> [TO BE DONE]: Report the number of lines in these entries that contain "this". Write only the number.

> [DATASET EXTRACT]:
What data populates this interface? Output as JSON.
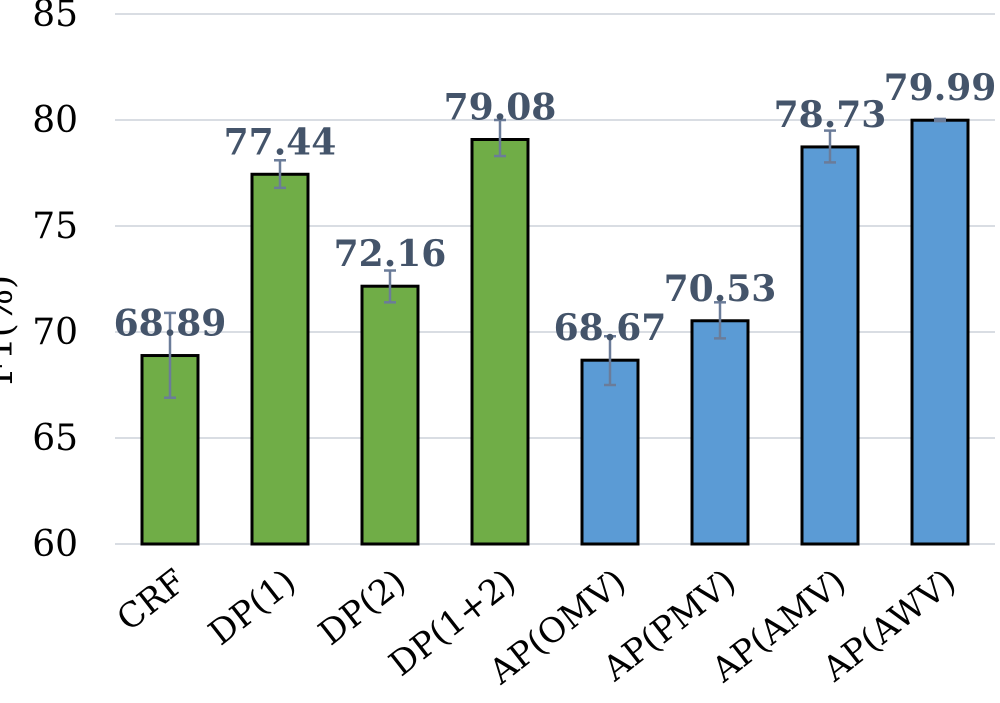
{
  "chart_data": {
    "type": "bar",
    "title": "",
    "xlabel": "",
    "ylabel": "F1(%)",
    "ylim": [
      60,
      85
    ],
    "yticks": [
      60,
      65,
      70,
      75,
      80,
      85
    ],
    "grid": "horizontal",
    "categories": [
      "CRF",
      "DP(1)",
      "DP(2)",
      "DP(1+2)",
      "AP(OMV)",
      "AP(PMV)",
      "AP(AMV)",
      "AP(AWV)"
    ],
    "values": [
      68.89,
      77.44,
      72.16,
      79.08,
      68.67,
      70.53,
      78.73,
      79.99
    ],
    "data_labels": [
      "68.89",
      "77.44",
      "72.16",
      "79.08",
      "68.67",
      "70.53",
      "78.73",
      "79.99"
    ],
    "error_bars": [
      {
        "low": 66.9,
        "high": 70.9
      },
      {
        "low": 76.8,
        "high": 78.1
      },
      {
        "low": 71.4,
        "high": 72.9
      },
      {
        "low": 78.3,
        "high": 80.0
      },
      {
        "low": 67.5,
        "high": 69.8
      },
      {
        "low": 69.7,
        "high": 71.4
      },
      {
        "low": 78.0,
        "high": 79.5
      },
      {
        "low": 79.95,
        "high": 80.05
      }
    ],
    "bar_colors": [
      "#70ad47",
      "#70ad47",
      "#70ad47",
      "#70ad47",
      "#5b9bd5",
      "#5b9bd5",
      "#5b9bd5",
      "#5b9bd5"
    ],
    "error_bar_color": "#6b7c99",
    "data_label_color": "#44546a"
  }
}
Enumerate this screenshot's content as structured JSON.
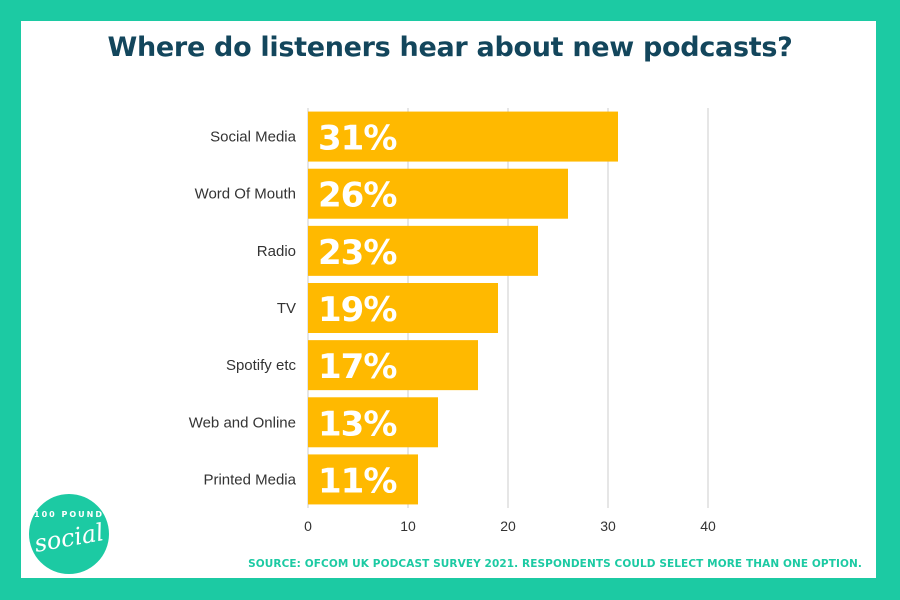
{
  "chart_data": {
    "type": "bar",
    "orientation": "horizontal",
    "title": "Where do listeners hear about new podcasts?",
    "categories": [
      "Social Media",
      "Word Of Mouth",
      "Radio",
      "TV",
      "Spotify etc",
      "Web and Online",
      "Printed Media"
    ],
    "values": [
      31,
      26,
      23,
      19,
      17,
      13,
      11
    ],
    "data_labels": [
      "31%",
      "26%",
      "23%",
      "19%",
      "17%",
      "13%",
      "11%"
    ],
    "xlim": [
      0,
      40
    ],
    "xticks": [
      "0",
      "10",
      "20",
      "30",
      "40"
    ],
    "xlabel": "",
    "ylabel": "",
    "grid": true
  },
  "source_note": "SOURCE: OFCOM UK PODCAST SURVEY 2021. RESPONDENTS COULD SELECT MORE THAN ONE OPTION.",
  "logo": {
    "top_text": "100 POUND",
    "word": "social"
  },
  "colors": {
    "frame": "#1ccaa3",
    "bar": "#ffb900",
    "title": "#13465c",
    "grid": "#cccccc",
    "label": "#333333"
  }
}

> [ANSWER]: 2